## Extract provided:
● ● ● ● ● ● ●
This Sunday, Dec 16 I gave a talk on "Quakers and the Interfaith Movement" sponsored by the Interfaith Study Group, at the Pasadena Jewish Temple and Center. When I arrived, I realized that my printer had run out of paper and I didn't have the last ten pages of my talk. So I "winged out." I let people ask me questions about Quakerism and they were so eager that every time I answered a question, half a dozen hands flew up, wanting to know more. It was a teacher's dream!
I was also pleased that Jill was able to share her reflections about Quakerism and about an interfaith program to help homeless families called "Family Promise." I was so happy that Jill and I are working together as a team.... thereby fulfilling our wedding vow that "the Prince of Peace has brought us together for a purpose greater than either of us can imagine..."
Here's a draft of what I intended to say:
I want to thank Betsy Perry for inviting me to speak at this occasion, and I want to thank the Pasadena synagogue for hosting this event. I admire very much Rabbi Grater’s deep commitment to peace and justice work and I know several members of this congregation are active supporters of my wife’s concern, affordable housing, and have gone to City Council meetings to raise this issue. Betsy and I met at All Saints this spring during the series on nonviolent activism, “A Force More Powerful,” led by Rev James Lawson. Betsy is delightful person and has come to my home to take part in discussion groups relating to peacemaking and the bible. I love the work that All Saints is doing, like hosting the MPAC conference—I hope it went well. If I were not a Quaker, I’d probably be attending All Saints. In fact, when the IRS began hassling All Saints because of George Regas’ controversial sermon on “Who would Jesus vote for,” I became a solidarity member of All Saints. I am delighted to be able to share with you something about the Quaker approach to interfaith peacemaking.
I’d like to begin by sharing how I became an interfaith Quaker twenty five years ago (not coincidentally, my email address is “email@example.com). What I mean by an interfaith Quaker is simply a Quaker who is open to the wisdom and religious practices of other religions, but is nonetheless deeply rooted in Quakerism.
I first became a Quaker in Princeton, NJ, my home town, in 1984. I was drawn to Quakerism because I love the Quaker practice of silent, open worship. I also love the Quaker commitment to peace and justice. And I love the Quaker belief that each of us can have direct inward access to God, or Truth, through the Inward Light. This is the Light described as the Logos in the Gospel of John: “the true Light that enlightens everyone was coming into the world.” Quakers believe that the Inward Light is present in everyone, and indeed, in every living creature, since the Gospel of John also says: “Through him (the Light of Christ, the Logos) all things were made, and without him was not made anything that was made.” In other words, the Logos created and is present in every person and in everything—including every religion—to some measure.
● ● ● ● ● ● ●
## Extracted material:
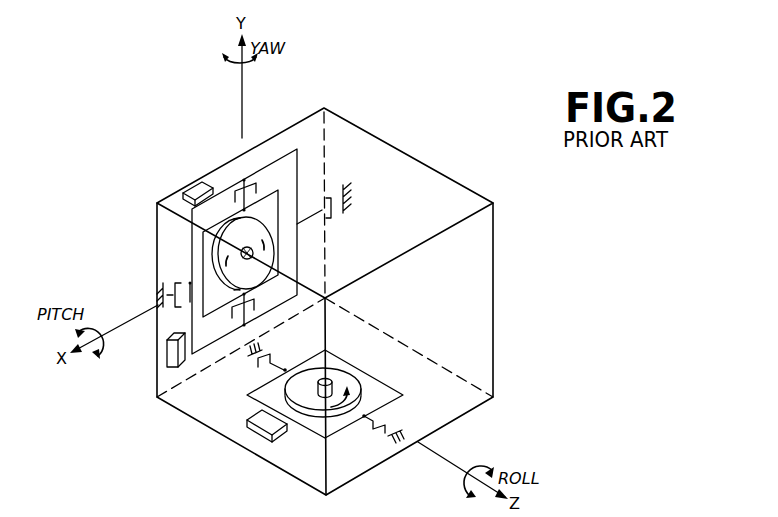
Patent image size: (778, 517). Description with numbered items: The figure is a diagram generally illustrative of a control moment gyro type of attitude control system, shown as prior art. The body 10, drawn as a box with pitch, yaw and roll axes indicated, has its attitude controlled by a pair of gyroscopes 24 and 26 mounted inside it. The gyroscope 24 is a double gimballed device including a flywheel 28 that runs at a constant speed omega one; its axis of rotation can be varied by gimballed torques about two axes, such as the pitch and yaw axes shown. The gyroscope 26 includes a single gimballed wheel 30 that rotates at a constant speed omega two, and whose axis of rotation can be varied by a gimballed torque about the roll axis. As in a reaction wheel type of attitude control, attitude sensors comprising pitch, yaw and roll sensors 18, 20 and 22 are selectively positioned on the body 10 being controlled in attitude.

The body 10 is at (413, 173).
The pitch sensor 18 is at (195, 183).
The yaw sensor 20 is at (167, 356).
The roll sensor 22 is at (268, 432).
The gyroscope 24 is at (292, 142).
The gyroscope 26 is at (230, 413).
The flywheel 28 is at (253, 253).
The single gimballed wheel 30 is at (348, 380).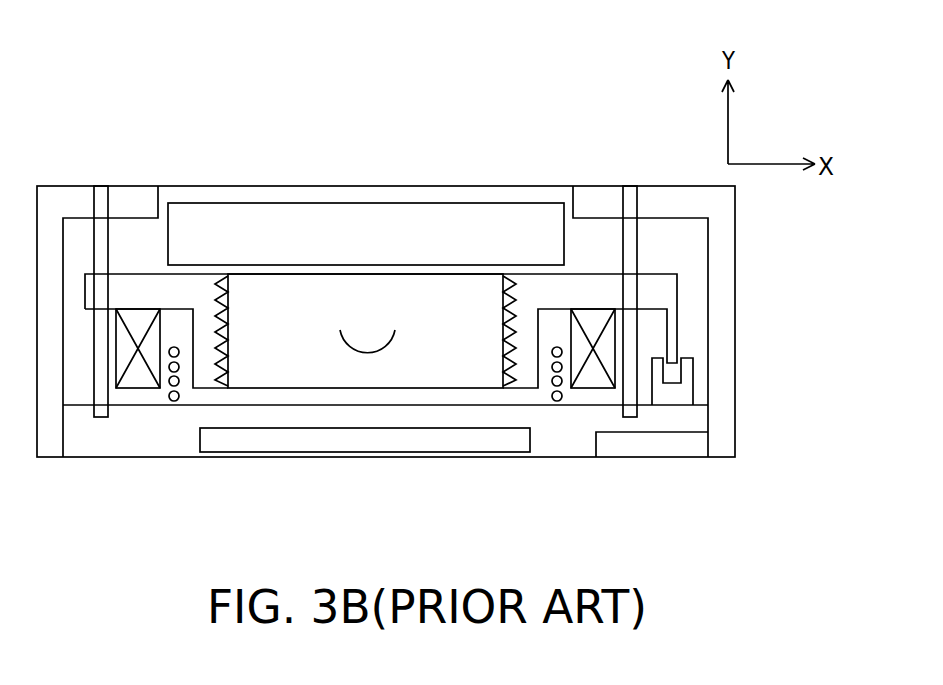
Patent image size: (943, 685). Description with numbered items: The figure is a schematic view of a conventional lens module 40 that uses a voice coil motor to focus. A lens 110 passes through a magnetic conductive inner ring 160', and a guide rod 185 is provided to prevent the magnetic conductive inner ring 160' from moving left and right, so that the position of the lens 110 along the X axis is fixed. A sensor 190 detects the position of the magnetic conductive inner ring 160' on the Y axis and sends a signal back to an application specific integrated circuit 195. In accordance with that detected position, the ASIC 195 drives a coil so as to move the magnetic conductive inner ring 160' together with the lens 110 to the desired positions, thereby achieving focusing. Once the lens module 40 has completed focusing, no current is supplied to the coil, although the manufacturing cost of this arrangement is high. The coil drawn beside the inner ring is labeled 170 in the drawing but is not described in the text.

The conventional lens module 40 is at (560, 527).
The lens 110 is at (430, 220).
The guide rod 185 is at (632, 236).
The magnetic conductive inner ring 160' is at (440, 337).
The coil 170 is at (138, 378).
The sensor 190 is at (685, 397).
The application specific integrated circuit (ASIC) 195 is at (693, 445).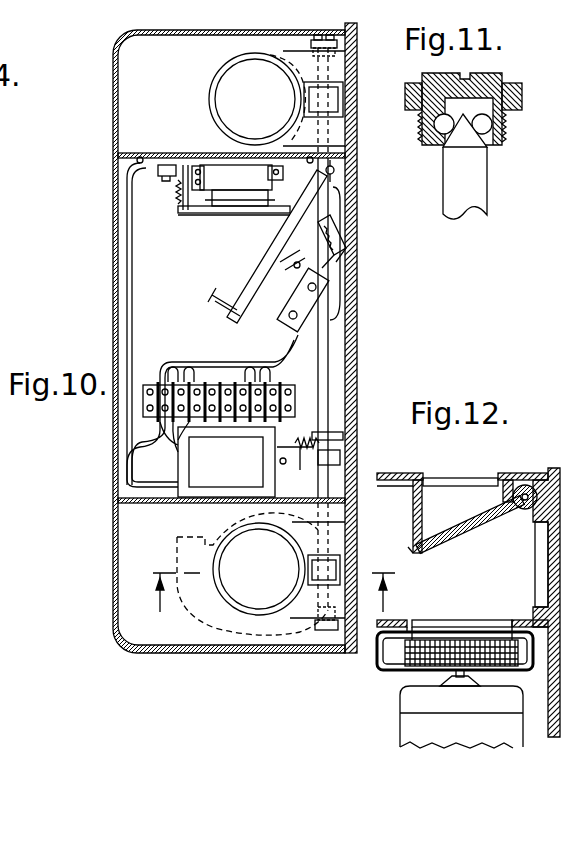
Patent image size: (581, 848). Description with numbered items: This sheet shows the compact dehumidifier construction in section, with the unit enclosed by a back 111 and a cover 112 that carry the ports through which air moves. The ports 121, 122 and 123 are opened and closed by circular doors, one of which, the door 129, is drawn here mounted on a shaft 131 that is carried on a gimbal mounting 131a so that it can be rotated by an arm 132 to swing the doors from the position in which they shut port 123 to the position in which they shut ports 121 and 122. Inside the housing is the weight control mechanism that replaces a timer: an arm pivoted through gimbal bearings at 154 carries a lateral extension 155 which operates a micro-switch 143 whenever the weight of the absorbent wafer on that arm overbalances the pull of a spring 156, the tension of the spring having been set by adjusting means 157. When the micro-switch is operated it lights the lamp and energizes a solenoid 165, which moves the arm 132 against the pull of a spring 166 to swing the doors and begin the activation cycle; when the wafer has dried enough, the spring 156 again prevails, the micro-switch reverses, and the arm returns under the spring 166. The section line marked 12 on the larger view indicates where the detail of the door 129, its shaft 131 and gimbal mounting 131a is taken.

In FIG. 10, the back 111 is at (357, 318).
In FIG. 10, the cover 112 is at (115, 322).
In FIG. 10, the port 121 is at (261, 574).
In FIG. 12, the port 121 is at (478, 478).
In FIG. 10, the port 122 is at (277, 98).
In FIG. 12, the port 123 is at (538, 575).
In FIG. 12, the circular door 129 is at (452, 537).
In FIG. 10, the shaft 131 is at (332, 388).
In FIG. 10, the gimbal mounting 131a is at (318, 631).
In FIG. 11, the gimbal mounting 131a is at (504, 143).
In FIG. 10, the arm 132 is at (343, 450).
In FIG. 10, the micro-switch 143 is at (295, 320).
In FIG. 10, the pivot 154 is at (335, 170).
In FIG. 10, the lateral extension 155 is at (272, 243).
In FIG. 10, the spring 156 is at (355, 235).
In FIG. 10, the adjusting means 157 is at (345, 255).
In FIG. 10, the solenoid 165 is at (226, 462).
In FIG. 10, the spring 166 is at (298, 444).
In FIG. 10, the section line 12 is at (275, 582).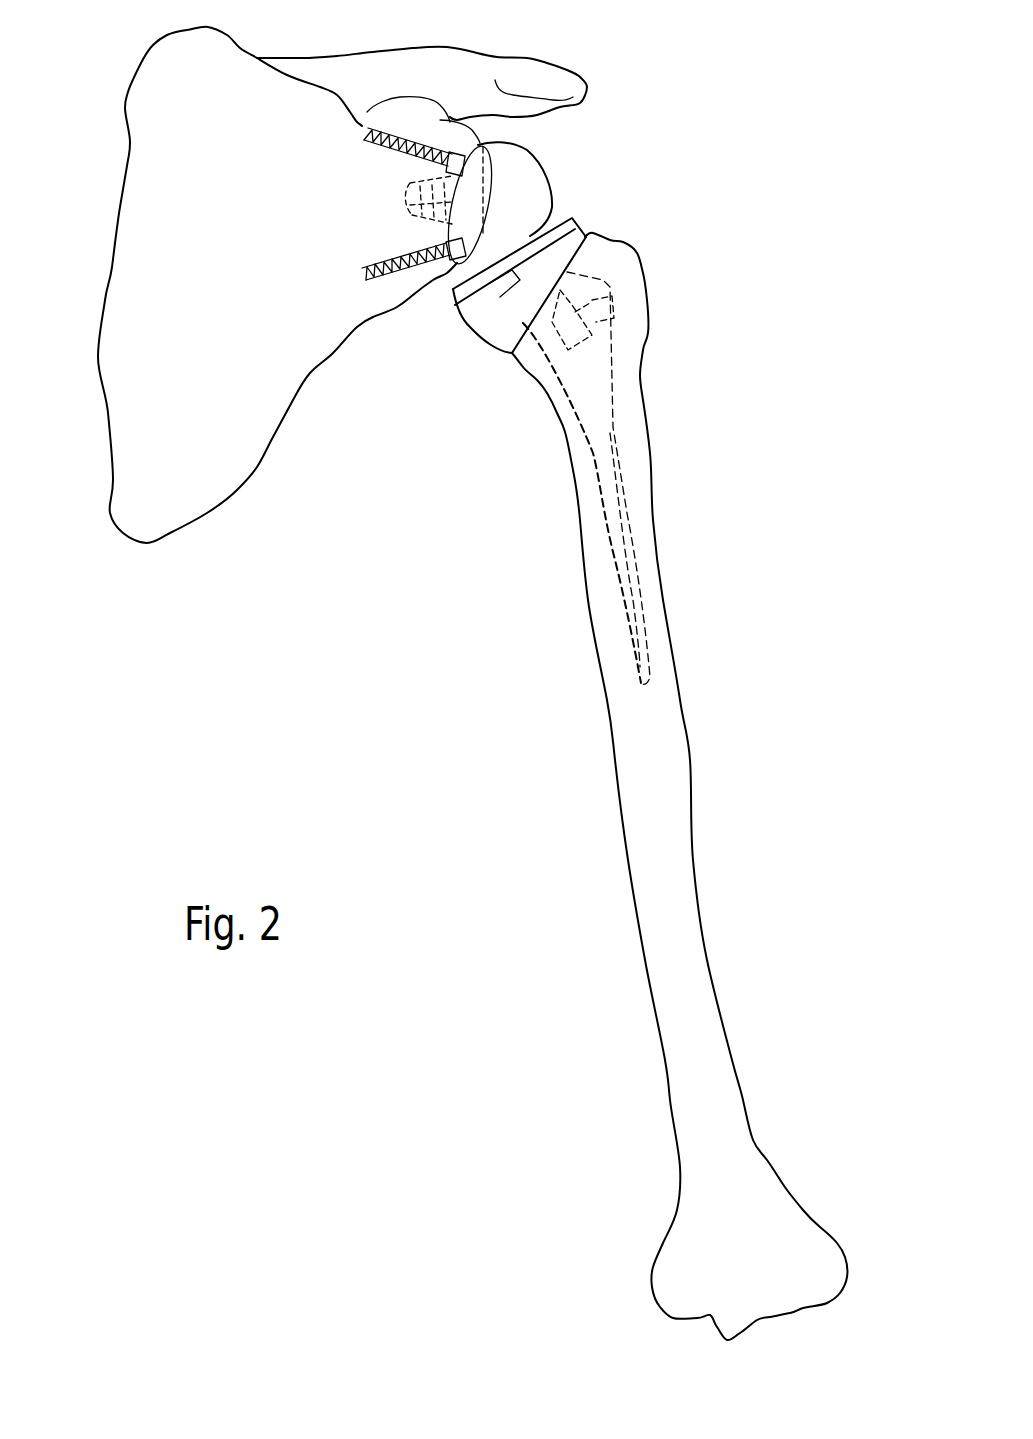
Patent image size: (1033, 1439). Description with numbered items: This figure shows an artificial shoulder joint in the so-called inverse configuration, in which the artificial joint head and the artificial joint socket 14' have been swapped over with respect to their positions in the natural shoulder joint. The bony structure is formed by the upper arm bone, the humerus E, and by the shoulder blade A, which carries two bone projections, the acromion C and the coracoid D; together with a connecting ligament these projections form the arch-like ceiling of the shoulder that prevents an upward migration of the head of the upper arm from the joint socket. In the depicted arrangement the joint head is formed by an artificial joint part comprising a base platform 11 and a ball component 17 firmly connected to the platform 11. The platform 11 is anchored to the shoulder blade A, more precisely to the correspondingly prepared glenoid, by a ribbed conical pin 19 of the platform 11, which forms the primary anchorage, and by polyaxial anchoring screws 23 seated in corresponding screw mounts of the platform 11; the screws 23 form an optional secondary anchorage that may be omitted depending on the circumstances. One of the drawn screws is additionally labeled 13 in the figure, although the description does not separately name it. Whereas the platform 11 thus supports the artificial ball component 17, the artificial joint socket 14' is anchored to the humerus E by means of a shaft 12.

The base platform 11 is at (422, 168).
The inferior glenoid screw 13 is at (418, 233).
The conical pin 19 is at (410, 207).
The polyaxial anchoring screws 23 is at (397, 127).
The ball component 17 is at (520, 183).
The artificial joint socket 14' is at (508, 313).
The shaft 12 is at (617, 538).
The shoulder blade A is at (132, 387).
The acromion C is at (540, 80).
The coracoid D is at (442, 132).
The humerus E is at (667, 727).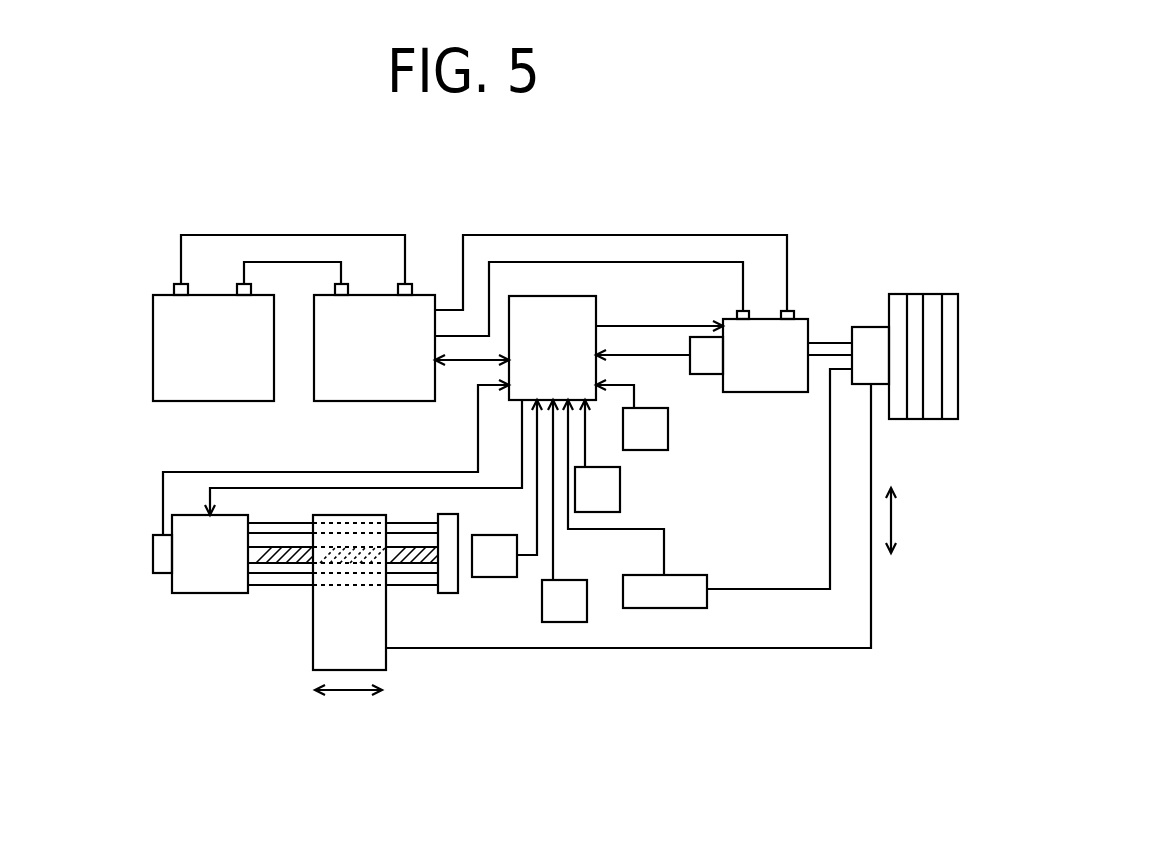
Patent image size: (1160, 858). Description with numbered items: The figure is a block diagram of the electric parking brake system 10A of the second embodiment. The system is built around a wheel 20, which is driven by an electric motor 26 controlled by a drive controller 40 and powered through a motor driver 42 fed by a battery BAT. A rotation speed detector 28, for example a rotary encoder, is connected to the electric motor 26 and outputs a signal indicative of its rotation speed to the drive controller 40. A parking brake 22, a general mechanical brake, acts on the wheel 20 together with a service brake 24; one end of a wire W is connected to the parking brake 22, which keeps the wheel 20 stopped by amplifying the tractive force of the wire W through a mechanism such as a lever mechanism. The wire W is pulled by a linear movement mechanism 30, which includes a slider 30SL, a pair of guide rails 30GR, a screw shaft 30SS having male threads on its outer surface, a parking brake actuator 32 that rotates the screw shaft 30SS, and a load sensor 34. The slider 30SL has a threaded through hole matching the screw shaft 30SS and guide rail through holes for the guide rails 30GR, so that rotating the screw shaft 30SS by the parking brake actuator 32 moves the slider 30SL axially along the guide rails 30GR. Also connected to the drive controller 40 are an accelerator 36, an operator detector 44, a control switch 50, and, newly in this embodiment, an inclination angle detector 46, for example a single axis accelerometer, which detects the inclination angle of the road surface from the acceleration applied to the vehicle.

The electric parking brake system 10A is at (568, 219).
The battery BAT is at (153, 367).
The motor driver 42 is at (314, 367).
The drive controller 40 is at (596, 308).
The rotation speed detector 28 is at (710, 374).
The electric motor 26 is at (778, 392).
The parking brake 22 is at (872, 327).
The wheel 20 is at (914, 294).
The control switch 50 is at (652, 450).
The inclination angle detector 46 is at (620, 497).
The accelerator 36 is at (572, 580).
The service brake 24 is at (682, 575).
The operator detector 44 is at (493, 577).
The wire W is at (760, 648).
The linear movement mechanism 30 is at (307, 571).
The load sensor 34 is at (153, 555).
The parking brake actuator 32 is at (190, 593).
The guide rails 30GR is at (262, 585).
The screw shaft 30SS is at (292, 563).
The slider 30SL is at (386, 658).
● ● ● ● ● ● ●
## The problem:
The account of the talk on Quakers and the interfaith movement includes a draft of the intended speech. List every person named in that draft, with titles as the draft gives them.

## Answer for this exercise:
- Betsy Perry
- Rabbi Grater
- Rev James Lawson
- George Regas